-------- RAW RECORDS

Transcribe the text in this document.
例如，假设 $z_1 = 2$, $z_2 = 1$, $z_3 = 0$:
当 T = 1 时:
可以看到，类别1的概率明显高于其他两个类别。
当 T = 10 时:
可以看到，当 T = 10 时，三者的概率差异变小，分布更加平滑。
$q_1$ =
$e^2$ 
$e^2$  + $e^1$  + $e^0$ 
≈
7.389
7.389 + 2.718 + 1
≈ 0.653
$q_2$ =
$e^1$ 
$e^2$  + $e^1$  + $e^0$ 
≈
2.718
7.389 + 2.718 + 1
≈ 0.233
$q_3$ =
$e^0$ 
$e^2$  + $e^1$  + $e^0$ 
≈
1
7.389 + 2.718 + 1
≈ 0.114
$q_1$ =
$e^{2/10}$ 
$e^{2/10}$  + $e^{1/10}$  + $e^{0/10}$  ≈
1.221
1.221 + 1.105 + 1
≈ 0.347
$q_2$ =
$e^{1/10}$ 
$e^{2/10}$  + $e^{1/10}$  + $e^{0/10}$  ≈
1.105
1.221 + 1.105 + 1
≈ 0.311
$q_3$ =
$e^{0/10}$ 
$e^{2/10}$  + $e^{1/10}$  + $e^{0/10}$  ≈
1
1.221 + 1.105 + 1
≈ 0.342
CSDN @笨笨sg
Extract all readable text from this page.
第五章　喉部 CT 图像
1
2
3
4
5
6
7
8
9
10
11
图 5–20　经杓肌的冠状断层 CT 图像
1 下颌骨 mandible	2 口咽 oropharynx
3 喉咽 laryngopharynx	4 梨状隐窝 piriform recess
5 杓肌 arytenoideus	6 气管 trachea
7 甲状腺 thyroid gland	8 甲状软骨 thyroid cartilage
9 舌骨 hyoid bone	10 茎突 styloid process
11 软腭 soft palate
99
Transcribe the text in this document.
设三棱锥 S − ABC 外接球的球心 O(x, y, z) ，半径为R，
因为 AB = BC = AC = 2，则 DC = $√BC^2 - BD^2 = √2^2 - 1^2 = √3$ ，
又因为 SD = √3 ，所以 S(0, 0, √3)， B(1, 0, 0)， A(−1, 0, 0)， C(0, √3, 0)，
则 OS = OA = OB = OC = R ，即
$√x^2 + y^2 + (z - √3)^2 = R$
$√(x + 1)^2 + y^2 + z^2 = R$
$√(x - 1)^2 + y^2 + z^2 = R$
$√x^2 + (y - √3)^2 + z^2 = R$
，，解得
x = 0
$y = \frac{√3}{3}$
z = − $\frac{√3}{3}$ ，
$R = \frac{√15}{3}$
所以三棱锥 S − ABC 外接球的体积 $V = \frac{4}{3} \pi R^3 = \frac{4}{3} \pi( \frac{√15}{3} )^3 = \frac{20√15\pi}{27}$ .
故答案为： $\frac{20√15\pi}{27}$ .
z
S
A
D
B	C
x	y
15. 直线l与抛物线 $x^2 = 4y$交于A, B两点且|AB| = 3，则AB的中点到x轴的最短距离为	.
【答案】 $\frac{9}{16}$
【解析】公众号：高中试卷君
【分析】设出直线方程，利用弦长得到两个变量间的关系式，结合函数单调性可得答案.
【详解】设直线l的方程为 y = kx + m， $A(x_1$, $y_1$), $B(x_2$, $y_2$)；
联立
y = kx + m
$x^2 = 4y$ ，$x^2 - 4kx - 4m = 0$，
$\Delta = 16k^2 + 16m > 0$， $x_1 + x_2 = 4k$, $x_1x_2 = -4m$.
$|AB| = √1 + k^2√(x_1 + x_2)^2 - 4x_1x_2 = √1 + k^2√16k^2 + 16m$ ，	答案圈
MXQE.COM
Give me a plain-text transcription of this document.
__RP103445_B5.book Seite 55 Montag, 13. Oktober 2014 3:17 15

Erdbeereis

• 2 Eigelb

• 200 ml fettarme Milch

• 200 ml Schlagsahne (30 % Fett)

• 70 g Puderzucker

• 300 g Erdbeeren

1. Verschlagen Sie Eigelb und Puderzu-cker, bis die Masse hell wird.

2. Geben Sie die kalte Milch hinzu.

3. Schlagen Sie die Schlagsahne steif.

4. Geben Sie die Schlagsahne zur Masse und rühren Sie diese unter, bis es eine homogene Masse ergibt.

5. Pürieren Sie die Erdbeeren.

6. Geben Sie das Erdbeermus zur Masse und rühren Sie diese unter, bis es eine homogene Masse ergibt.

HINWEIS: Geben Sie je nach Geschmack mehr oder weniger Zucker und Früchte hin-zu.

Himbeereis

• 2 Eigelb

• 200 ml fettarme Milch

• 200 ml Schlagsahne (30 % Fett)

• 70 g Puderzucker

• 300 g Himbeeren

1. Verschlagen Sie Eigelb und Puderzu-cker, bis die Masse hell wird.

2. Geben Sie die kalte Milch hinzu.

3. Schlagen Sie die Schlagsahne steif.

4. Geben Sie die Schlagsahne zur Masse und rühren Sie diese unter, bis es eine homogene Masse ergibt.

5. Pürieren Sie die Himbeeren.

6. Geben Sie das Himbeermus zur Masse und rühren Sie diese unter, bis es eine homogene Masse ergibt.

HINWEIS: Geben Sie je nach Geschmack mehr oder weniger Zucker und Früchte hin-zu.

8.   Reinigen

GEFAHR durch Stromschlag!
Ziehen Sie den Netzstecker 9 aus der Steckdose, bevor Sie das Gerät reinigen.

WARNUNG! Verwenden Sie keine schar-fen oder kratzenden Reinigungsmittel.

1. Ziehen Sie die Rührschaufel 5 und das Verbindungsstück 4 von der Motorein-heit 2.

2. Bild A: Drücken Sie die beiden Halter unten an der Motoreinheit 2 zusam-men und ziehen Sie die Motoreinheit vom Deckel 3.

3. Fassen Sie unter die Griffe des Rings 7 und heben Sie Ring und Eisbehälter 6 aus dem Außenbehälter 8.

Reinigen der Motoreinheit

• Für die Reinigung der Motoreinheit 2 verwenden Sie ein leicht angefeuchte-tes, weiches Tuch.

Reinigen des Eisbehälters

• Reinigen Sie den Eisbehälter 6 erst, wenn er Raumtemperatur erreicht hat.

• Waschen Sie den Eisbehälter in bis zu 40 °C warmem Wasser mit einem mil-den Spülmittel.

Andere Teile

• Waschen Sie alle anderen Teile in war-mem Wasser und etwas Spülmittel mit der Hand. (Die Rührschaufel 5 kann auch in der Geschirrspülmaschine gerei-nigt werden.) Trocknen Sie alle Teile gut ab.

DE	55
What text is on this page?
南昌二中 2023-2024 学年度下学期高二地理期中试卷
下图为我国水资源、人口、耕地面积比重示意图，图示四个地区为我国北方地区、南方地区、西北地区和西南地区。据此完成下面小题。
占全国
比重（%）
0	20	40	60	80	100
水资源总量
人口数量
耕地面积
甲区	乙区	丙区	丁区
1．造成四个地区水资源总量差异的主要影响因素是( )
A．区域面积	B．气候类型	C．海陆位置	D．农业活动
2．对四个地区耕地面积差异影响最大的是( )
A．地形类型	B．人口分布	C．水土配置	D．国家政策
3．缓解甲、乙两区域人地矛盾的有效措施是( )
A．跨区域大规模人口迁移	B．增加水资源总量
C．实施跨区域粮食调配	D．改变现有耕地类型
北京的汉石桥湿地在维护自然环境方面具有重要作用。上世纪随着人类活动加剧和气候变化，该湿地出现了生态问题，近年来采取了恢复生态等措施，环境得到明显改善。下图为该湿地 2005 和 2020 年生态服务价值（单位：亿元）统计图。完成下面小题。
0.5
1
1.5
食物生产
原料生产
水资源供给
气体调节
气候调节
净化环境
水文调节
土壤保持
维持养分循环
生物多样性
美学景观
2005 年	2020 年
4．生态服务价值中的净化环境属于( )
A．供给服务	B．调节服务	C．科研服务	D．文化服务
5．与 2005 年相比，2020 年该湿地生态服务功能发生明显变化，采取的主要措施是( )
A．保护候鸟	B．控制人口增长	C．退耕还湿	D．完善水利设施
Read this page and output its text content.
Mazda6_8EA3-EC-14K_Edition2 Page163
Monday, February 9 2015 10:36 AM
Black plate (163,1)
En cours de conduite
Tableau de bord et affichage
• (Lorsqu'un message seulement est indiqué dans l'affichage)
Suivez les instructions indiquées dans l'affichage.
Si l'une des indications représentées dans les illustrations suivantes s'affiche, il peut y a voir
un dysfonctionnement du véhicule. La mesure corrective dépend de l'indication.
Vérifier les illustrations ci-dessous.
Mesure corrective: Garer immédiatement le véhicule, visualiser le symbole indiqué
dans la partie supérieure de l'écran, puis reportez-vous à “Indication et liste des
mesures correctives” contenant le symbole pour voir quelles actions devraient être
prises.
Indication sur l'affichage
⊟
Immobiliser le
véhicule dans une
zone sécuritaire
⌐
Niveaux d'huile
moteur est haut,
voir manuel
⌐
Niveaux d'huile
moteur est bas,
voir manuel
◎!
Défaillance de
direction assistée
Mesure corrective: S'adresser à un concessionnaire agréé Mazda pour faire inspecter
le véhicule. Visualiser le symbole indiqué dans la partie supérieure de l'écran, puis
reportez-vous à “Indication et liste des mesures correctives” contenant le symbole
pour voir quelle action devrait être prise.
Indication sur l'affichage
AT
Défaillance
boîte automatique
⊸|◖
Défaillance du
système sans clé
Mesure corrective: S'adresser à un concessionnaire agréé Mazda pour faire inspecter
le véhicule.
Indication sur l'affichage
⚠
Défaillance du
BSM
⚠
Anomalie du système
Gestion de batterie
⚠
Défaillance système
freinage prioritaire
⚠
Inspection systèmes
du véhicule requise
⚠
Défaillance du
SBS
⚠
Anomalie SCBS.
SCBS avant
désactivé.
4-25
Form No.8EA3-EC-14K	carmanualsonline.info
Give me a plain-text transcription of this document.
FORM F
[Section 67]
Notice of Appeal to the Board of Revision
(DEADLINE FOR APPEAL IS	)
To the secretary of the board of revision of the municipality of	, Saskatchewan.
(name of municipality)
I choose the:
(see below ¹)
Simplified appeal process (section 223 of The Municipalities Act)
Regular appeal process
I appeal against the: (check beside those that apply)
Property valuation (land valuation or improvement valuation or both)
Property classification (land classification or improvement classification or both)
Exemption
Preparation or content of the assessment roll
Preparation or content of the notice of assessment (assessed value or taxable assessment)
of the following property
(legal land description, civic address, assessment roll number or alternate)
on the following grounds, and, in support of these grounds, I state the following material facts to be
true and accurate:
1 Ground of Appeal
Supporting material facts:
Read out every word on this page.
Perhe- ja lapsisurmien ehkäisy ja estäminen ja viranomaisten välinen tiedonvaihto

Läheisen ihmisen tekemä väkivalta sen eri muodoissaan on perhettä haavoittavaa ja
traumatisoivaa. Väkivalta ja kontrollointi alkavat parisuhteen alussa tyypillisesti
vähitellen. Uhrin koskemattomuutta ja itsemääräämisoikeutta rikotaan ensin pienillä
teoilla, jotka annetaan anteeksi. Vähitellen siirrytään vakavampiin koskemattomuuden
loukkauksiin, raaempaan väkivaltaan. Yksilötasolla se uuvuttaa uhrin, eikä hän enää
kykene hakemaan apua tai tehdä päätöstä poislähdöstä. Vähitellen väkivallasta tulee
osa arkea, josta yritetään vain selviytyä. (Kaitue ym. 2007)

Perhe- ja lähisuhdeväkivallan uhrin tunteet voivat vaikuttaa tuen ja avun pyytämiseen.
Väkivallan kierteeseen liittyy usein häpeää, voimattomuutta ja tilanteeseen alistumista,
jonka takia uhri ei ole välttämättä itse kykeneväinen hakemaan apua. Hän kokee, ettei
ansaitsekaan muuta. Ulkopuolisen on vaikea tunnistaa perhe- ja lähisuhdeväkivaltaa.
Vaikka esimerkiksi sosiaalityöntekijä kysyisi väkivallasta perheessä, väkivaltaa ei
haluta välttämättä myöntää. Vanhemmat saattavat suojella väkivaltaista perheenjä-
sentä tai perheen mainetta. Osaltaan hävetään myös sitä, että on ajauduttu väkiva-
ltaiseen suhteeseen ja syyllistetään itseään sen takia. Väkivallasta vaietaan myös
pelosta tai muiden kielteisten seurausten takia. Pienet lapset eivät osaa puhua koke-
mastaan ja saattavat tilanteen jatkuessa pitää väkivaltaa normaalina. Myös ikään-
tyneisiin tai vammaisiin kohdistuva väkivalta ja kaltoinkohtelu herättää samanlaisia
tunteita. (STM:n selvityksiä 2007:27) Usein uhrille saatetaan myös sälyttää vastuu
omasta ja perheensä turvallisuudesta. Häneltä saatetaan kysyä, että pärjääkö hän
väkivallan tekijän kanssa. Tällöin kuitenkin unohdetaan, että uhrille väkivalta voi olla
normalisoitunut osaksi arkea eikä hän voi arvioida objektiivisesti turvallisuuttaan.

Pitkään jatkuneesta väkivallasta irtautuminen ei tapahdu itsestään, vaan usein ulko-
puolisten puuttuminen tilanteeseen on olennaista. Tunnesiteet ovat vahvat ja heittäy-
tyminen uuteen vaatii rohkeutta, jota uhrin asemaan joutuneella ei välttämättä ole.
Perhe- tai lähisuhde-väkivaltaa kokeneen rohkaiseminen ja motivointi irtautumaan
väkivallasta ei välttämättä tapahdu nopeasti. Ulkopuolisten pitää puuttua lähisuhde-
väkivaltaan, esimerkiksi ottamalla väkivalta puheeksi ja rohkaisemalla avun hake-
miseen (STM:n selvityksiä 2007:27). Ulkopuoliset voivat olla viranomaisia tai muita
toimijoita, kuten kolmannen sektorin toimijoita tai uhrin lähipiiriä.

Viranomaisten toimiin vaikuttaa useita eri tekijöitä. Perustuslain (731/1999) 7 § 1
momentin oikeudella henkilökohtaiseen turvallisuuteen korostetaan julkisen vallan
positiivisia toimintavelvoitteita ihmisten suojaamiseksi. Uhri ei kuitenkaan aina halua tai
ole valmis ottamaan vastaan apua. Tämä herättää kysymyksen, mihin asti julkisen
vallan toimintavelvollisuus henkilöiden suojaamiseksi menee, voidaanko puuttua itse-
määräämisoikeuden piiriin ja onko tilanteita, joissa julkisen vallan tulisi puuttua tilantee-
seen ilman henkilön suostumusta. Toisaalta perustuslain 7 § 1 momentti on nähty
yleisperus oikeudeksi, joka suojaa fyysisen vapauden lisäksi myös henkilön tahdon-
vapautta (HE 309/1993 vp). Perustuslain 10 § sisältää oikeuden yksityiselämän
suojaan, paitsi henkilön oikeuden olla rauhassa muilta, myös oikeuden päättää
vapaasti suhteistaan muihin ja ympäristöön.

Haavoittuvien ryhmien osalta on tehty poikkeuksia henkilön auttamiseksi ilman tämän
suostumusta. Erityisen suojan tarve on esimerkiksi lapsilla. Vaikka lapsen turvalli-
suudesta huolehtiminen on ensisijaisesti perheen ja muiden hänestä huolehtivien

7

----------------

- WRITTEN EXERCISE
Look through the entries above; copy each line where the string "Wasser" appears.

- REPLY
• Waschen Sie den Eisbehälter in bis zu 40 °C warmem Wasser mit einem mil-den Spülmittel.
• Waschen Sie alle anderen Teile in war-mem Wasser und etwas Spülmittel mit der Hand. (Die Rührschaufel 5 kann auch in der Geschirrspülmaschine gerei-nigt werden.) Trocknen Sie alle Teile gut ab.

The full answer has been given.